══ Records provided

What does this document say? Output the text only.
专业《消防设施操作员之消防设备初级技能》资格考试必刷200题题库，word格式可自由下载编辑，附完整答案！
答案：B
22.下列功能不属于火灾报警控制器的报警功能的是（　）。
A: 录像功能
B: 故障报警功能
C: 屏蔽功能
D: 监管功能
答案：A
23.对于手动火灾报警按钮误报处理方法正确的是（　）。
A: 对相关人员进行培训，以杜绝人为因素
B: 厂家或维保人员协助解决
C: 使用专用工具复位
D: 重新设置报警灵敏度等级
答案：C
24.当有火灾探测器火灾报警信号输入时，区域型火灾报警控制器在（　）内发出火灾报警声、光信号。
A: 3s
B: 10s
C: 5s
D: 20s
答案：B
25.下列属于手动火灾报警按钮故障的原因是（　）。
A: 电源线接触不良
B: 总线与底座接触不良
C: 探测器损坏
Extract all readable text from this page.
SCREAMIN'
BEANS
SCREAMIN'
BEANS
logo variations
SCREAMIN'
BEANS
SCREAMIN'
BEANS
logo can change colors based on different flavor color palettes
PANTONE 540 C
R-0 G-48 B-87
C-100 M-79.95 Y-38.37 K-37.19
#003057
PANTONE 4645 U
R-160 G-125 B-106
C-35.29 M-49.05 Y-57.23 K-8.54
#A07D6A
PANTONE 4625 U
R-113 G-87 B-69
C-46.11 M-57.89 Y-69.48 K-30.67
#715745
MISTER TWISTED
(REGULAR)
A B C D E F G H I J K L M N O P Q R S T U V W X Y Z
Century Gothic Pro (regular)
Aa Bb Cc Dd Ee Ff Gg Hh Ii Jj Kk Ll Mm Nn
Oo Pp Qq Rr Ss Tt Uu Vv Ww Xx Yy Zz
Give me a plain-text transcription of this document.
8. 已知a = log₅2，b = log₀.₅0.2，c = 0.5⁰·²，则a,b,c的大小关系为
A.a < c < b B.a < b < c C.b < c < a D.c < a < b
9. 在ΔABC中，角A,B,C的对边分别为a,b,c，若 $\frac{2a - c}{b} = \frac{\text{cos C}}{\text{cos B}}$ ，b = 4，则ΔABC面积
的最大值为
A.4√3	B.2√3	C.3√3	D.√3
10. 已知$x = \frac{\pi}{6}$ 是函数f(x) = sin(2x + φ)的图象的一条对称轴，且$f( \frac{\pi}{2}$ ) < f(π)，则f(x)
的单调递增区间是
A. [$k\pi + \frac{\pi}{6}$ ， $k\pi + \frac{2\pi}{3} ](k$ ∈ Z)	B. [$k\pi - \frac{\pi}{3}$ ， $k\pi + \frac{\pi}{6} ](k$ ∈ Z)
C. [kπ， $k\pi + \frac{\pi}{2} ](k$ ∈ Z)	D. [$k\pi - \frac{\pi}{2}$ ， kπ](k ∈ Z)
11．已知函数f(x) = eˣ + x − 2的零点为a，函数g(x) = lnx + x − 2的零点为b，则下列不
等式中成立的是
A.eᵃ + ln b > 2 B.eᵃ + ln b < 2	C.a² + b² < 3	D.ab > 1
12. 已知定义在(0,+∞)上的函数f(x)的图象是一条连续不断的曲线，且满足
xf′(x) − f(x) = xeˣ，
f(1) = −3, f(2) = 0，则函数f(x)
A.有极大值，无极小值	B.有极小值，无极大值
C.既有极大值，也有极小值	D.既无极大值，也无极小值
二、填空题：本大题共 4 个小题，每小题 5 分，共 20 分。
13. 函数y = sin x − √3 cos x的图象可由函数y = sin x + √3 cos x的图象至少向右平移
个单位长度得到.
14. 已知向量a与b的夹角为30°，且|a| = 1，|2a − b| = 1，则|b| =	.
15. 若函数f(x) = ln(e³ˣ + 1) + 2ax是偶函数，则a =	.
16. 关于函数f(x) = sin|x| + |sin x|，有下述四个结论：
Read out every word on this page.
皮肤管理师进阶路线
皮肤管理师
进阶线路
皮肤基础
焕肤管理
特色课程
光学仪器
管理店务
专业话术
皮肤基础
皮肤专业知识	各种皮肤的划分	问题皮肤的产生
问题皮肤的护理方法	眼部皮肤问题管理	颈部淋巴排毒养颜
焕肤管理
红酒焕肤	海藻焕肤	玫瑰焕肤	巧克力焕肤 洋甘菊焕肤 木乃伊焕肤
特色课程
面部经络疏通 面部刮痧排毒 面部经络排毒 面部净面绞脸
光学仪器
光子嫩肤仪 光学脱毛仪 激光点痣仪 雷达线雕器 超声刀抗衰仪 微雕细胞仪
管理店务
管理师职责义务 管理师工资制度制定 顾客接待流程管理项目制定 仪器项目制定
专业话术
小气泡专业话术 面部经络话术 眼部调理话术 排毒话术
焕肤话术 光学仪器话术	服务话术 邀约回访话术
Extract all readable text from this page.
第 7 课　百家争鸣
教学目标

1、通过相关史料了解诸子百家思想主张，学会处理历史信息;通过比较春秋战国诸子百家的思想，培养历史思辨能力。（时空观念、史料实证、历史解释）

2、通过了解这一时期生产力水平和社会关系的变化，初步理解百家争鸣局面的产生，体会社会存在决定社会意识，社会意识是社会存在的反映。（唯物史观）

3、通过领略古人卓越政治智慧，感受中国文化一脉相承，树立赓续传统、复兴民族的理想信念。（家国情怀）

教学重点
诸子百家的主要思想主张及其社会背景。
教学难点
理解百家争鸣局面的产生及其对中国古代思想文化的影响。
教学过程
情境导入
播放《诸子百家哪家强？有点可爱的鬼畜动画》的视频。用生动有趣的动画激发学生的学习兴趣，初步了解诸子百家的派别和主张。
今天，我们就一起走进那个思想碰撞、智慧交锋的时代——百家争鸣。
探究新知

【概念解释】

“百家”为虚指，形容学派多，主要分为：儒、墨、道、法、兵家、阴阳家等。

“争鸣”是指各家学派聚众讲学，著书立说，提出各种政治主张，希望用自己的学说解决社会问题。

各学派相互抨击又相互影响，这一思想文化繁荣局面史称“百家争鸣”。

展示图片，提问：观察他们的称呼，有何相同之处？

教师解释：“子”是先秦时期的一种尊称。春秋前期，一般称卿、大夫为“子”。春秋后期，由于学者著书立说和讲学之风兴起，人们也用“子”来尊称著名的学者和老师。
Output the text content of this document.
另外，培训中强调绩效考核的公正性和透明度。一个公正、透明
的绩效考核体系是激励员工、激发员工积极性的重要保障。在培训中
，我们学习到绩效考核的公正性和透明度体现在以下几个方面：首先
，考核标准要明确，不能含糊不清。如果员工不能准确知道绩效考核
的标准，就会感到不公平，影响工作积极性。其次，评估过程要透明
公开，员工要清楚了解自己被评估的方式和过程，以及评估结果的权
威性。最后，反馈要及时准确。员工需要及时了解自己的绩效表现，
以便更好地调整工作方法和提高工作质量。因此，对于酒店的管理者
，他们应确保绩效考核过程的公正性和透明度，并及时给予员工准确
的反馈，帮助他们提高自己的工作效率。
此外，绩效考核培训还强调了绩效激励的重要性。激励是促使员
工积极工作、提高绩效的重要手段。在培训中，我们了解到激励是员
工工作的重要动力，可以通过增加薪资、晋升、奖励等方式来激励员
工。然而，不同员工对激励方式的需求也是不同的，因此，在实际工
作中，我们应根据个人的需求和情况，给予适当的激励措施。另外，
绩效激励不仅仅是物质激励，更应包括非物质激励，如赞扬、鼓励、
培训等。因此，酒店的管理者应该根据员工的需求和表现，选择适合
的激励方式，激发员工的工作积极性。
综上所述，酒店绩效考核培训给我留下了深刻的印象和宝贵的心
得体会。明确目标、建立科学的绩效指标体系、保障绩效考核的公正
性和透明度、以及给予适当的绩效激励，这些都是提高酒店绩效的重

════

- **Task instructions**: Write out all of the records above exactly as they appear.

- **Task answer**:
What does this document say? Output the text only.
专业《消防设施操作员之消防设备初级技能》资格考试必刷200题题库，word格式可自由下载编辑，附完整答案！
答案：B
22.下列功能不属于火灾报警控制器的报警功能的是（　）。
A: 录像功能
B: 故障报警功能
C: 屏蔽功能
D: 监管功能
答案：A
23.对于手动火灾报警按钮误报处理方法正确的是（　）。
A: 对相关人员进行培训，以杜绝人为因素
B: 厂家或维保人员协助解决
C: 使用专用工具复位
D: 重新设置报警灵敏度等级
答案：C
24.当有火灾探测器火灾报警信号输入时，区域型火灾报警控制器在（　）内发出火灾报警声、光信号。
A: 3s
B: 10s
C: 5s
D: 20s
答案：B
25.下列属于手动火灾报警按钮故障的原因是（　）。
A: 电源线接触不良
B: 总线与底座接触不良
C: 探测器损坏
Extract all readable text from this page.
SCREAMIN'
BEANS
SCREAMIN'
BEANS
logo variations
SCREAMIN'
BEANS
SCREAMIN'
BEANS
logo can change colors based on different flavor color palettes
PANTONE 540 C
R-0 G-48 B-87
C-100 M-79.95 Y-38.37 K-37.19
#003057
PANTONE 4645 U
R-160 G-125 B-106
C-35.29 M-49.05 Y-57.23 K-8.54
#A07D6A
PANTONE 4625 U
R-113 G-87 B-69
C-46.11 M-57.89 Y-69.48 K-30.67
#715745
MISTER TWISTED
(REGULAR)
A B C D E F G H I J K L M N O P Q R S T U V W X Y Z
Century Gothic Pro (regular)
Aa Bb Cc Dd Ee Ff Gg Hh Ii Jj Kk Ll Mm Nn
Oo Pp Qq Rr Ss Tt Uu Vv Ww Xx Yy Zz
Give me a plain-text transcription of this document.
8. 已知a = log₅2，b = log₀.₅0.2，c = 0.5⁰·²，则a,b,c的大小关系为
A.a < c < b B.a < b < c C.b < c < a D.c < a < b
9. 在ΔABC中，角A,B,C的对边分别为a,b,c，若 $\frac{2a - c}{b} = \frac{\text{cos C}}{\text{cos B}}$ ，b = 4，则ΔABC面积
的最大值为
A.4√3	B.2√3	C.3√3	D.√3
10. 已知$x = \frac{\pi}{6}$ 是函数f(x) = sin(2x + φ)的图象的一条对称轴，且$f( \frac{\pi}{2}$ ) < f(π)，则f(x)
的单调递增区间是
A. [$k\pi + \frac{\pi}{6}$ ， $k\pi + \frac{2\pi}{3} ](k$ ∈ Z)	B. [$k\pi - \frac{\pi}{3}$ ， $k\pi + \frac{\pi}{6} ](k$ ∈ Z)
C. [kπ， $k\pi + \frac{\pi}{2} ](k$ ∈ Z)	D. [$k\pi - \frac{\pi}{2}$ ， kπ](k ∈ Z)
11．已知函数f(x) = eˣ + x − 2的零点为a，函数g(x) = lnx + x − 2的零点为b，则下列不
等式中成立的是
A.eᵃ + ln b > 2 B.eᵃ + ln b < 2	C.a² + b² < 3	D.ab > 1
12. 已知定义在(0,+∞)上的函数f(x)的图象是一条连续不断的曲线，且满足
xf′(x) − f(x) = xeˣ，
f(1) = −3, f(2) = 0，则函数f(x)
A.有极大值，无极小值	B.有极小值，无极大值
C.既有极大值，也有极小值	D.既无极大值，也无极小值
二、填空题：本大题共 4 个小题，每小题 5 分，共 20 分。
13. 函数y = sin x − √3 cos x的图象可由函数y = sin x + √3 cos x的图象至少向右平移
个单位长度得到.
14. 已知向量a与b的夹角为30°，且|a| = 1，|2a − b| = 1，则|b| =	.
15. 若函数f(x) = ln(e³ˣ + 1) + 2ax是偶函数，则a =	.
16. 关于函数f(x) = sin|x| + |sin x|，有下述四个结论：
Read out every word on this page.
皮肤管理师进阶路线
皮肤管理师
进阶线路
皮肤基础
焕肤管理
特色课程
光学仪器
管理店务
专业话术
皮肤基础
皮肤专业知识	各种皮肤的划分	问题皮肤的产生
问题皮肤的护理方法	眼部皮肤问题管理	颈部淋巴排毒养颜
焕肤管理
红酒焕肤	海藻焕肤	玫瑰焕肤	巧克力焕肤 洋甘菊焕肤 木乃伊焕肤
特色课程
面部经络疏通 面部刮痧排毒 面部经络排毒 面部净面绞脸
光学仪器
光子嫩肤仪 光学脱毛仪 激光点痣仪 雷达线雕器 超声刀抗衰仪 微雕细胞仪
管理店务
管理师职责义务 管理师工资制度制定 顾客接待流程管理项目制定 仪器项目制定
专业话术
小气泡专业话术 面部经络话术 眼部调理话术 排毒话术
焕肤话术 光学仪器话术	服务话术 邀约回访话术
Extract all readable text from this page.
第 7 课　百家争鸣
教学目标

1、通过相关史料了解诸子百家思想主张，学会处理历史信息;通过比较春秋战国诸子百家的思想，培养历史思辨能力。（时空观念、史料实证、历史解释）

2、通过了解这一时期生产力水平和社会关系的变化，初步理解百家争鸣局面的产生，体会社会存在决定社会意识，社会意识是社会存在的反映。（唯物史观）

3、通过领略古人卓越政治智慧，感受中国文化一脉相承，树立赓续传统、复兴民族的理想信念。（家国情怀）

教学重点
诸子百家的主要思想主张及其社会背景。
教学难点
理解百家争鸣局面的产生及其对中国古代思想文化的影响。
教学过程
情境导入
播放《诸子百家哪家强？有点可爱的鬼畜动画》的视频。用生动有趣的动画激发学生的学习兴趣，初步了解诸子百家的派别和主张。
今天，我们就一起走进那个思想碰撞、智慧交锋的时代——百家争鸣。
探究新知

【概念解释】

“百家”为虚指，形容学派多，主要分为：儒、墨、道、法、兵家、阴阳家等。

“争鸣”是指各家学派聚众讲学，著书立说，提出各种政治主张，希望用自己的学说解决社会问题。

各学派相互抨击又相互影响，这一思想文化繁荣局面史称“百家争鸣”。

展示图片，提问：观察他们的称呼，有何相同之处？

教师解释：“子”是先秦时期的一种尊称。春秋前期，一般称卿、大夫为“子”。春秋后期，由于学者著书立说和讲学之风兴起，人们也用“子”来尊称著名的学者和老师。
Output the text content of this document.
另外，培训中强调绩效考核的公正性和透明度。一个公正、透明
的绩效考核体系是激励员工、激发员工积极性的重要保障。在培训中
，我们学习到绩效考核的公正性和透明度体现在以下几个方面：首先
，考核标准要明确，不能含糊不清。如果员工不能准确知道绩效考核
的标准，就会感到不公平，影响工作积极性。其次，评估过程要透明
公开，员工要清楚了解自己被评估的方式和过程，以及评估结果的权
威性。最后，反馈要及时准确。员工需要及时了解自己的绩效表现，
以便更好地调整工作方法和提高工作质量。因此，对于酒店的管理者
，他们应确保绩效考核过程的公正性和透明度，并及时给予员工准确
的反馈，帮助他们提高自己的工作效率。
此外，绩效考核培训还强调了绩效激励的重要性。激励是促使员
工积极工作、提高绩效的重要手段。在培训中，我们了解到激励是员
工工作的重要动力，可以通过增加薪资、晋升、奖励等方式来激励员
工。然而，不同员工对激励方式的需求也是不同的，因此，在实际工
作中，我们应根据个人的需求和情况，给予适当的激励措施。另外，
绩效激励不仅仅是物质激励，更应包括非物质激励，如赞扬、鼓励、
培训等。因此，酒店的管理者应该根据员工的需求和表现，选择适合
的激励方式，激发员工的工作积极性。
综上所述，酒店绩效考核培训给我留下了深刻的印象和宝贵的心
得体会。明确目标、建立科学的绩效指标体系、保障绩效考核的公正
性和透明度、以及给予适当的绩效激励，这些都是提高酒店绩效的重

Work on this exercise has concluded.